WHAT THE TASK ASKS: Extract the records below word for word and ignore the images.

[Dataset records]

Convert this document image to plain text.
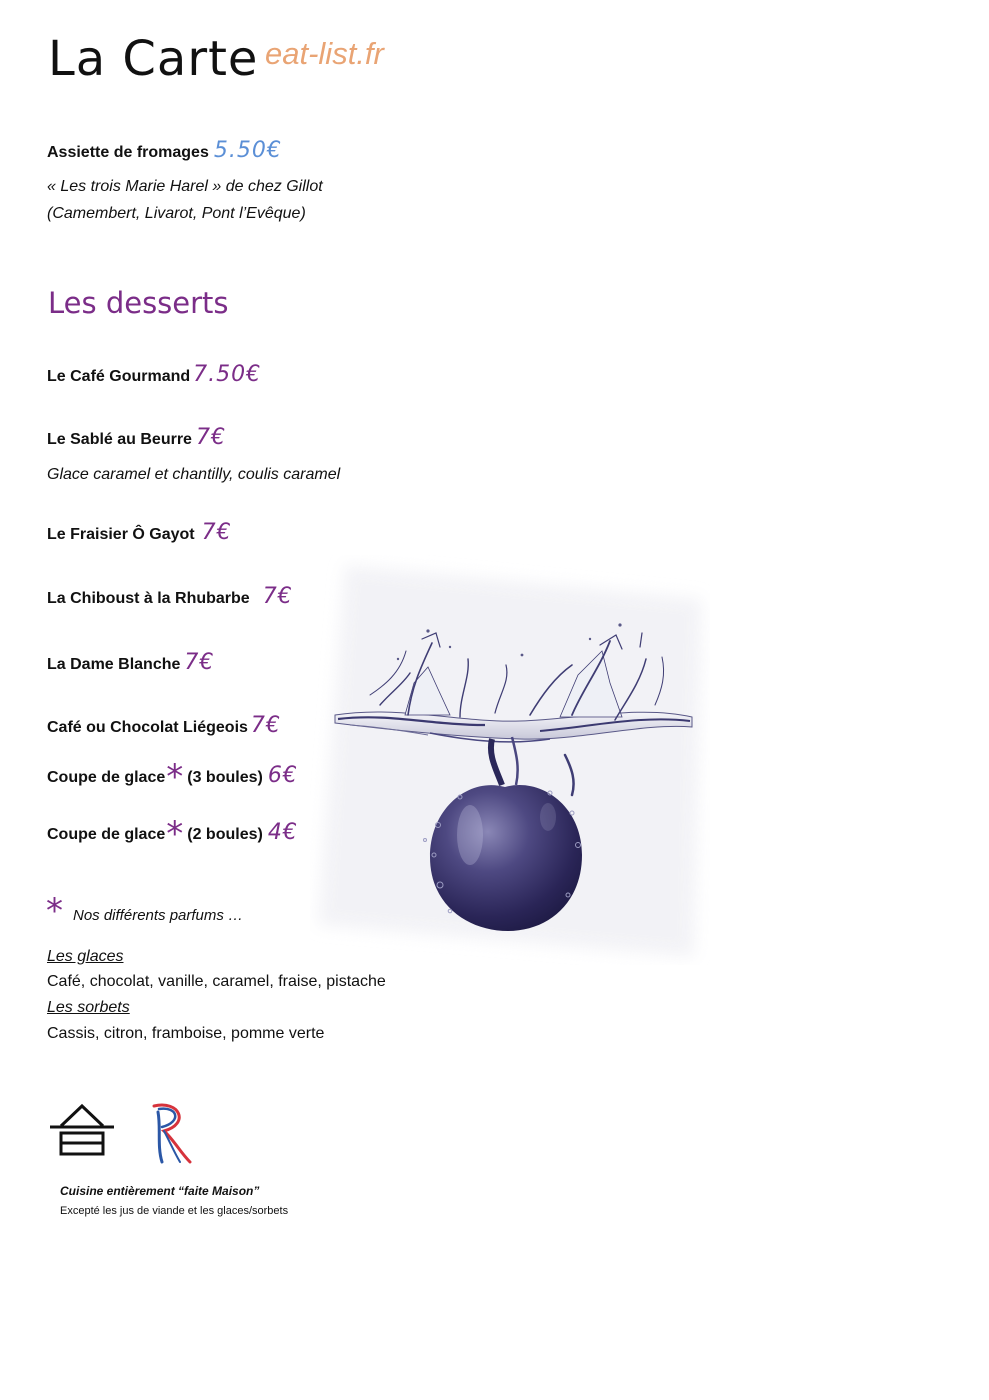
La Carte eat-list.fr
Assiette de fromages 5.50€
« Les trois Marie Harel » de chez Gillot
(Camembert, Livarot, Pont l’Evêque)
Les desserts
Le Café Gourmand 7.50€
Le Sablé au Beurre 7€
Glace caramel et chantilly, coulis caramel
Le Fraisier Ô Gayot 7€
La Chiboust à la Rhubarbe 7€
La Dame Blanche 7€
Café ou Chocolat Liégeois 7€
Coupe de glace* (3 boules) 6€
Coupe de glace* (2 boules) 4€
* Nos différents parfums …
Les glaces
Café, chocolat, vanille, caramel, fraise, pistache
Les sorbets
Cassis, citron, framboise, pomme verte
Cuisine entièrement “faite Maison”
Excepté les jus de viande et les glaces/sorbets
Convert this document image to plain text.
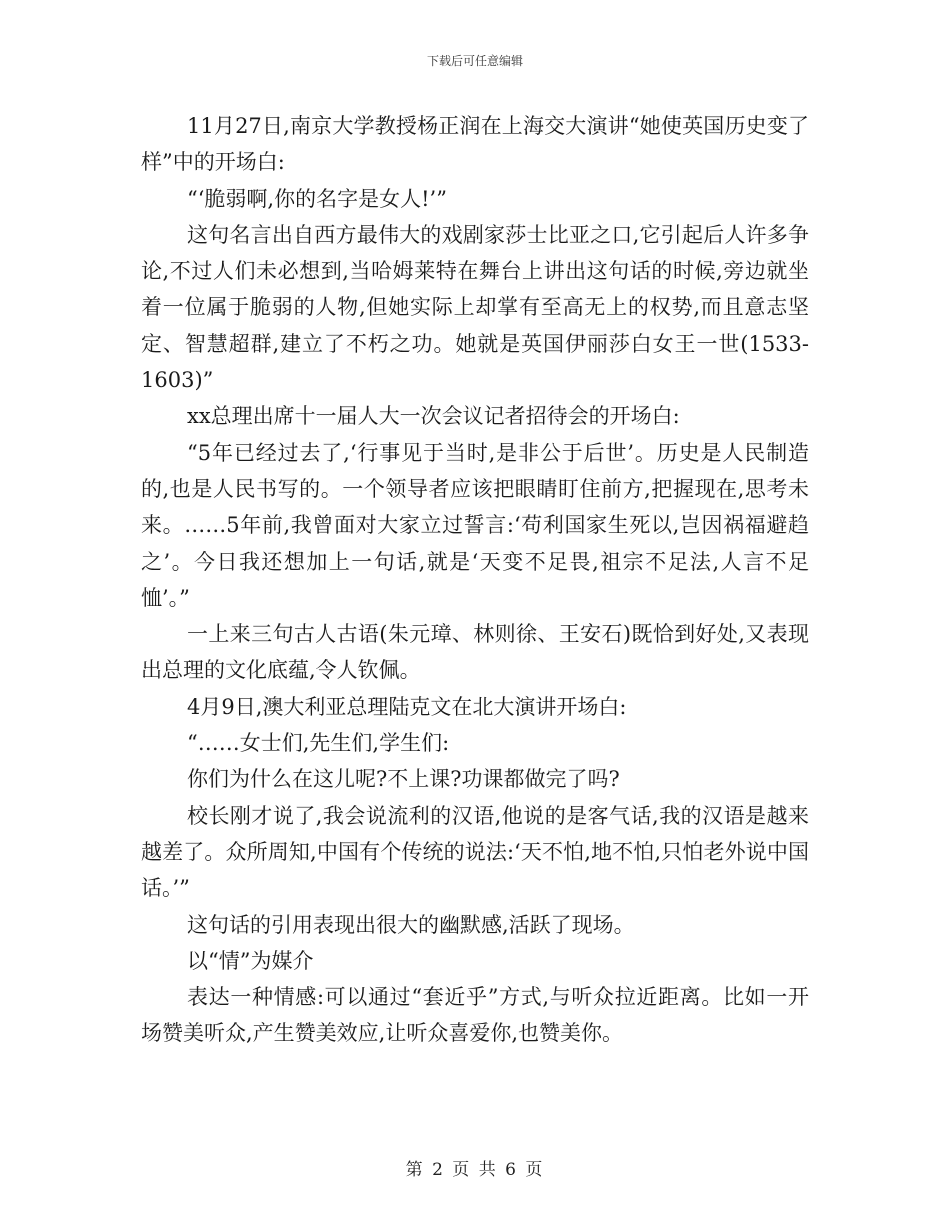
下载后可任意编辑

11月27日,南京大学教授杨正润在上海交大演讲“她使英国历史变了样”中的开场白:

“‘脆弱啊,你的名字是女人!’”

这句名言出自西方最伟大的戏剧家莎士比亚之口,它引起后人许多争论,不过人们未必想到,当哈姆莱特在舞台上讲出这句话的时候,旁边就坐着一位属于脆弱的人物,但她实际上却掌有至高无上的权势,而且意志坚定、智慧超群,建立了不朽之功。她就是英国伊丽莎白女王一世(1533-1603)”

xx总理出席十一届人大一次会议记者招待会的开场白:

“5年已经过去了,‘行事见于当时,是非公于后世’。历史是人民制造的,也是人民书写的。一个领导者应该把眼睛盯住前方,把握现在,思考未来。……5年前,我曾面对大家立过誓言:‘苟利国家生死以,岂因祸福避趋之’。今日我还想加上一句话,就是‘天变不足畏,祖宗不足法,人言不足恤’。”

一上来三句古人古语(朱元璋、林则徐、王安石)既恰到好处,又表现出总理的文化底蕴,令人钦佩。

4月9日,澳大利亚总理陆克文在北大演讲开场白:

“……女士们,先生们,学生们:

你们为什么在这儿呢?不上课?功课都做完了吗?

校长刚才说了,我会说流利的汉语,他说的是客气话,我的汉语是越来越差了。众所周知,中国有个传统的说法:‘天不怕,地不怕,只怕老外说中国话。’”

这句话的引用表现出很大的幽默感,活跃了现场。

以“情”为媒介

表达一种情感:可以通过“套近乎”方式,与听众拉近距离。比如一开场赞美听众,产生赞美效应,让听众喜爱你,也赞美你。

第 2 页 共 6 页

THE SOLUTION:
Convert this document image to plain text.
La Carte eat-list.fr
Assiette de fromages 5.50€
« Les trois Marie Harel » de chez Gillot
(Camembert, Livarot, Pont l’Evêque)
Les desserts
Le Café Gourmand 7.50€
Le Sablé au Beurre 7€
Glace caramel et chantilly, coulis caramel
Le Fraisier Ô Gayot 7€
La Chiboust à la Rhubarbe 7€
La Dame Blanche 7€
Café ou Chocolat Liégeois 7€
Coupe de glace* (3 boules) 6€
Coupe de glace* (2 boules) 4€
* Nos différents parfums …
Les glaces
Café, chocolat, vanille, caramel, fraise, pistache
Les sorbets
Cassis, citron, framboise, pomme verte
Cuisine entièrement “faite Maison”
Excepté les jus de viande et les glaces/sorbets
Convert this document image to plain text.
下载后可任意编辑

11月27日,南京大学教授杨正润在上海交大演讲“她使英国历史变了样”中的开场白:

“‘脆弱啊,你的名字是女人!’”

这句名言出自西方最伟大的戏剧家莎士比亚之口,它引起后人许多争论,不过人们未必想到,当哈姆莱特在舞台上讲出这句话的时候,旁边就坐着一位属于脆弱的人物,但她实际上却掌有至高无上的权势,而且意志坚定、智慧超群,建立了不朽之功。她就是英国伊丽莎白女王一世(1533-1603)”

xx总理出席十一届人大一次会议记者招待会的开场白:

“5年已经过去了,‘行事见于当时,是非公于后世’。历史是人民制造的,也是人民书写的。一个领导者应该把眼睛盯住前方,把握现在,思考未来。……5年前,我曾面对大家立过誓言:‘苟利国家生死以,岂因祸福避趋之’。今日我还想加上一句话,就是‘天变不足畏,祖宗不足法,人言不足恤’。”

一上来三句古人古语(朱元璋、林则徐、王安石)既恰到好处,又表现出总理的文化底蕴,令人钦佩。

4月9日,澳大利亚总理陆克文在北大演讲开场白:

“……女士们,先生们,学生们:

你们为什么在这儿呢?不上课?功课都做完了吗?

校长刚才说了,我会说流利的汉语,他说的是客气话,我的汉语是越来越差了。众所周知,中国有个传统的说法:‘天不怕,地不怕,只怕老外说中国话。’”

这句话的引用表现出很大的幽默感,活跃了现场。

以“情”为媒介

表达一种情感:可以通过“套近乎”方式,与听众拉近距离。比如一开场赞美听众,产生赞美效应,让听众喜爱你,也赞美你。

第 2 页 共 6 页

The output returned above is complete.